» **Short problem**
Could you repeat the records below exactly, leaving out any pictures?

» **Material shown**
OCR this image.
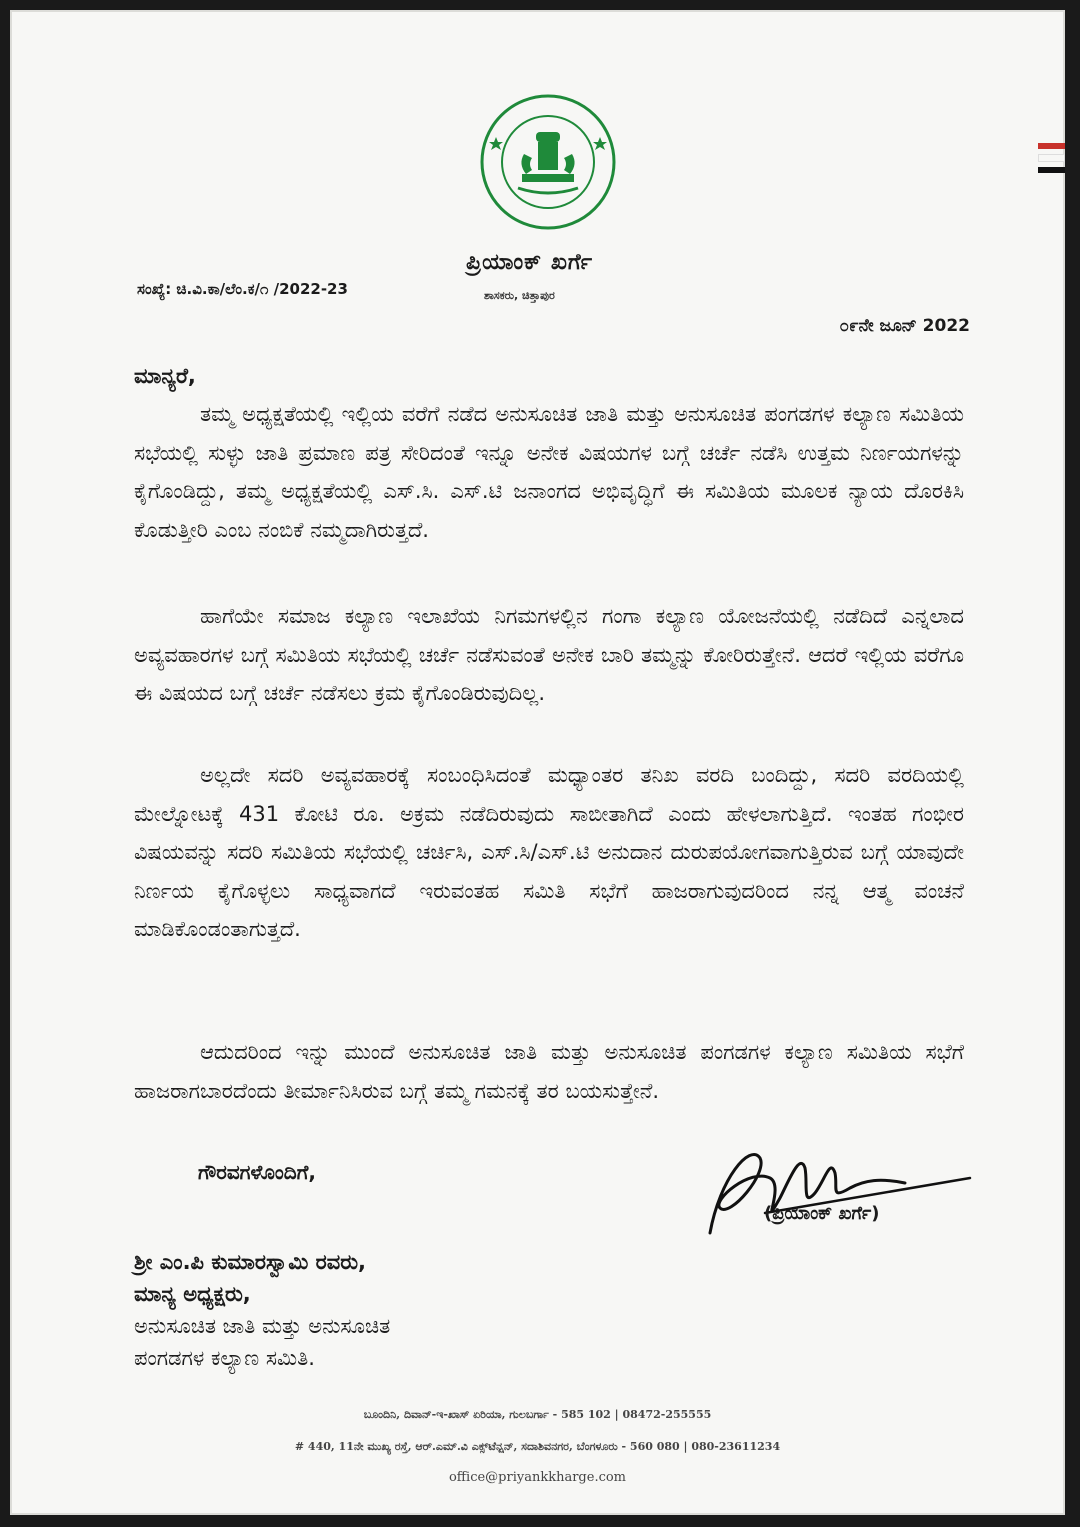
ಪ್ರಿಯಾಂಕ್ ಖರ್ಗೆ
ಶಾಸಕರು, ಚಿತ್ತಾಪುರ
ಸಂಖ್ಯೆ: ಚಿ.ವಿ.ಕಾ/ಲೆಂ.ಕ/೧ /2022-23
೦೯ನೇ ಜೂನ್ 2022
ಮಾನ್ಯರೆ,

ತಮ್ಮ ಅಧ್ಯಕ್ಷತೆಯಲ್ಲಿ ಇಲ್ಲಿಯ ವರೆಗೆ ನಡೆದ ಅನುಸೂಚಿತ ಜಾತಿ ಮತ್ತು ಅನುಸೂಚಿತ ಪಂಗಡಗಳ ಕಲ್ಯಾಣ ಸಮಿತಿಯ ಸಭೆಯಲ್ಲಿ ಸುಳ್ಳು ಜಾತಿ ಪ್ರಮಾಣ ಪತ್ರ ಸೇರಿದಂತೆ ಇನ್ನೂ ಅನೇಕ ವಿಷಯಗಳ ಬಗ್ಗೆ ಚರ್ಚೆ ನಡೆಸಿ ಉತ್ತಮ ನಿರ್ಣಯಗಳನ್ನು ಕೈಗೊಂಡಿದ್ದು, ತಮ್ಮ ಅಧ್ಯಕ್ಷತೆಯಲ್ಲಿ ಎಸ್.ಸಿ. ಎಸ್.ಟಿ ಜನಾಂಗದ ಅಭಿವೃದ್ಧಿಗೆ ಈ ಸಮಿತಿಯ ಮೂಲಕ ನ್ಯಾಯ ದೊರಕಿಸಿ ಕೊಡುತ್ತೀರಿ ಎಂಬ ನಂಬಿಕೆ ನಮ್ಮದಾಗಿರುತ್ತದೆ.

ಹಾಗೆಯೇ ಸಮಾಜ ಕಲ್ಯಾಣ ಇಲಾಖೆಯ ನಿಗಮಗಳಲ್ಲಿನ ಗಂಗಾ ಕಲ್ಯಾಣ ಯೋಜನೆಯಲ್ಲಿ ನಡೆದಿದೆ ಎನ್ನಲಾದ ಅವ್ಯವಹಾರಗಳ ಬಗ್ಗೆ ಸಮಿತಿಯ ಸಭೆಯಲ್ಲಿ ಚರ್ಚೆ ನಡೆಸುವಂತೆ ಅನೇಕ ಬಾರಿ ತಮ್ಮನ್ನು ಕೋರಿರುತ್ತೇನೆ. ಆದರೆ ಇಲ್ಲಿಯ ವರೆಗೂ ಈ ವಿಷಯದ ಬಗ್ಗೆ ಚರ್ಚೆ ನಡೆಸಲು ಕ್ರಮ ಕೈಗೊಂಡಿರುವುದಿಲ್ಲ.

ಅಲ್ಲದೇ ಸದರಿ ಅವ್ಯವಹಾರಕ್ಕೆ ಸಂಬಂಧಿಸಿದಂತೆ ಮಧ್ಯಾಂತರ ತನಿಖ ವರದಿ ಬಂದಿದ್ದು, ಸದರಿ ವರದಿಯಲ್ಲಿ ಮೇಲ್ನೋಟಕ್ಕೆ 431 ಕೋಟಿ ರೂ. ಅಕ್ರಮ ನಡೆದಿರುವುದು ಸಾಬೀತಾಗಿದೆ ಎಂದು ಹೇಳಲಾಗುತ್ತಿದೆ. ಇಂತಹ ಗಂಭೀರ ವಿಷಯವನ್ನು ಸದರಿ ಸಮಿತಿಯ ಸಭೆಯಲ್ಲಿ ಚರ್ಚಿಸಿ, ಎಸ್.ಸಿ/ಎಸ್.ಟಿ ಅನುದಾನ ದುರುಪಯೋಗವಾಗುತ್ತಿರುವ ಬಗ್ಗೆ ಯಾವುದೇ ನಿರ್ಣಯ ಕೈಗೊಳ್ಳಲು ಸಾಧ್ಯವಾಗದೆ ಇರುವಂತಹ ಸಮಿತಿ ಸಭೆಗೆ ಹಾಜರಾಗುವುದರಿಂದ ನನ್ನ ಆತ್ಮ ವಂಚನೆ ಮಾಡಿಕೊಂಡಂತಾಗುತ್ತದೆ.

ಆದುದರಿಂದ ಇನ್ನು ಮುಂದೆ ಅನುಸೂಚಿತ ಜಾತಿ ಮತ್ತು ಅನುಸೂಚಿತ ಪಂಗಡಗಳ ಕಲ್ಯಾಣ ಸಮಿತಿಯ ಸಭೆಗೆ ಹಾಜರಾಗಬಾರದೆಂದು ತೀರ್ಮಾನಿಸಿರುವ ಬಗ್ಗೆ ತಮ್ಮ ಗಮನಕ್ಕೆ ತರ ಬಯಸುತ್ತೇನೆ.

ಗೌರವಗಳೊಂದಿಗೆ,
(ಪ್ರಿಯಾಂಕ್ ಖರ್ಗೆ)
ಶ್ರೀ ಎಂ.ಪಿ ಕುಮಾರಸ್ವಾಮಿ ರವರು,
ಮಾನ್ಯ ಅಧ್ಯಕ್ಷರು,
ಅನುಸೂಚಿತ ಜಾತಿ ಮತ್ತು ಅನುಸೂಚಿತ
ಪಂಗಡಗಳ ಕಲ್ಯಾಣ ಸಮಿತಿ.
ಬೂಂದಿನಿ, ದಿವಾನ್-ಇ-ಖಾಸ್ ಏರಿಯಾ, ಗುಲಬರ್ಗಾ - 585 102 | 08472-255555
# 440, 11ನೇ ಮುಖ್ಯ ರಸ್ತೆ, ಆರ್.ಎಮ್.ವಿ ಎಕ್ಸ್‌ಟೆನ್ಷನ್, ಸದಾಶಿವನಗರ, ಬೆಂಗಳೂರು - 560 080 | 080-23611234
office@priyankkharge.com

» **Response**
OCR this image.
ಪ್ರಿಯಾಂಕ್ ಖರ್ಗೆ
ಶಾಸಕರು, ಚಿತ್ತಾಪುರ
ಸಂಖ್ಯೆ: ಚಿ.ವಿ.ಕಾ/ಲೆಂ.ಕ/೧ /2022-23
೦೯ನೇ ಜೂನ್ 2022
ಮಾನ್ಯರೆ,

ತಮ್ಮ ಅಧ್ಯಕ್ಷತೆಯಲ್ಲಿ ಇಲ್ಲಿಯ ವರೆಗೆ ನಡೆದ ಅನುಸೂಚಿತ ಜಾತಿ ಮತ್ತು ಅನುಸೂಚಿತ ಪಂಗಡಗಳ ಕಲ್ಯಾಣ ಸಮಿತಿಯ ಸಭೆಯಲ್ಲಿ ಸುಳ್ಳು ಜಾತಿ ಪ್ರಮಾಣ ಪತ್ರ ಸೇರಿದಂತೆ ಇನ್ನೂ ಅನೇಕ ವಿಷಯಗಳ ಬಗ್ಗೆ ಚರ್ಚೆ ನಡೆಸಿ ಉತ್ತಮ ನಿರ್ಣಯಗಳನ್ನು ಕೈಗೊಂಡಿದ್ದು, ತಮ್ಮ ಅಧ್ಯಕ್ಷತೆಯಲ್ಲಿ ಎಸ್.ಸಿ. ಎಸ್.ಟಿ ಜನಾಂಗದ ಅಭಿವೃದ್ಧಿಗೆ ಈ ಸಮಿತಿಯ ಮೂಲಕ ನ್ಯಾಯ ದೊರಕಿಸಿ ಕೊಡುತ್ತೀರಿ ಎಂಬ ನಂಬಿಕೆ ನಮ್ಮದಾಗಿರುತ್ತದೆ.

ಹಾಗೆಯೇ ಸಮಾಜ ಕಲ್ಯಾಣ ಇಲಾಖೆಯ ನಿಗಮಗಳಲ್ಲಿನ ಗಂಗಾ ಕಲ್ಯಾಣ ಯೋಜನೆಯಲ್ಲಿ ನಡೆದಿದೆ ಎನ್ನಲಾದ ಅವ್ಯವಹಾರಗಳ ಬಗ್ಗೆ ಸಮಿತಿಯ ಸಭೆಯಲ್ಲಿ ಚರ್ಚೆ ನಡೆಸುವಂತೆ ಅನೇಕ ಬಾರಿ ತಮ್ಮನ್ನು ಕೋರಿರುತ್ತೇನೆ. ಆದರೆ ಇಲ್ಲಿಯ ವರೆಗೂ ಈ ವಿಷಯದ ಬಗ್ಗೆ ಚರ್ಚೆ ನಡೆಸಲು ಕ್ರಮ ಕೈಗೊಂಡಿರುವುದಿಲ್ಲ.

ಅಲ್ಲದೇ ಸದರಿ ಅವ್ಯವಹಾರಕ್ಕೆ ಸಂಬಂಧಿಸಿದಂತೆ ಮಧ್ಯಾಂತರ ತನಿಖ ವರದಿ ಬಂದಿದ್ದು, ಸದರಿ ವರದಿಯಲ್ಲಿ ಮೇಲ್ನೋಟಕ್ಕೆ 431 ಕೋಟಿ ರೂ. ಅಕ್ರಮ ನಡೆದಿರುವುದು ಸಾಬೀತಾಗಿದೆ ಎಂದು ಹೇಳಲಾಗುತ್ತಿದೆ. ಇಂತಹ ಗಂಭೀರ ವಿಷಯವನ್ನು ಸದರಿ ಸಮಿತಿಯ ಸಭೆಯಲ್ಲಿ ಚರ್ಚಿಸಿ, ಎಸ್.ಸಿ/ಎಸ್.ಟಿ ಅನುದಾನ ದುರುಪಯೋಗವಾಗುತ್ತಿರುವ ಬಗ್ಗೆ ಯಾವುದೇ ನಿರ್ಣಯ ಕೈಗೊಳ್ಳಲು ಸಾಧ್ಯವಾಗದೆ ಇರುವಂತಹ ಸಮಿತಿ ಸಭೆಗೆ ಹಾಜರಾಗುವುದರಿಂದ ನನ್ನ ಆತ್ಮ ವಂಚನೆ ಮಾಡಿಕೊಂಡಂತಾಗುತ್ತದೆ.

ಆದುದರಿಂದ ಇನ್ನು ಮುಂದೆ ಅನುಸೂಚಿತ ಜಾತಿ ಮತ್ತು ಅನುಸೂಚಿತ ಪಂಗಡಗಳ ಕಲ್ಯಾಣ ಸಮಿತಿಯ ಸಭೆಗೆ ಹಾಜರಾಗಬಾರದೆಂದು ತೀರ್ಮಾನಿಸಿರುವ ಬಗ್ಗೆ ತಮ್ಮ ಗಮನಕ್ಕೆ ತರ ಬಯಸುತ್ತೇನೆ.

ಗೌರವಗಳೊಂದಿಗೆ,
(ಪ್ರಿಯಾಂಕ್ ಖರ್ಗೆ)
ಶ್ರೀ ಎಂ.ಪಿ ಕುಮಾರಸ್ವಾಮಿ ರವರು,
ಮಾನ್ಯ ಅಧ್ಯಕ್ಷರು,
ಅನುಸೂಚಿತ ಜಾತಿ ಮತ್ತು ಅನುಸೂಚಿತ
ಪಂಗಡಗಳ ಕಲ್ಯಾಣ ಸಮಿತಿ.
ಬೂಂದಿನಿ, ದಿವಾನ್-ಇ-ಖಾಸ್ ಏರಿಯಾ, ಗುಲಬರ್ಗಾ - 585 102 | 08472-255555
# 440, 11ನೇ ಮುಖ್ಯ ರಸ್ತೆ, ಆರ್.ಎಮ್.ವಿ ಎಕ್ಸ್‌ಟೆನ್ಷನ್, ಸದಾಶಿವನಗರ, ಬೆಂಗಳೂರು - 560 080 | 080-23611234
office@priyankkharge.com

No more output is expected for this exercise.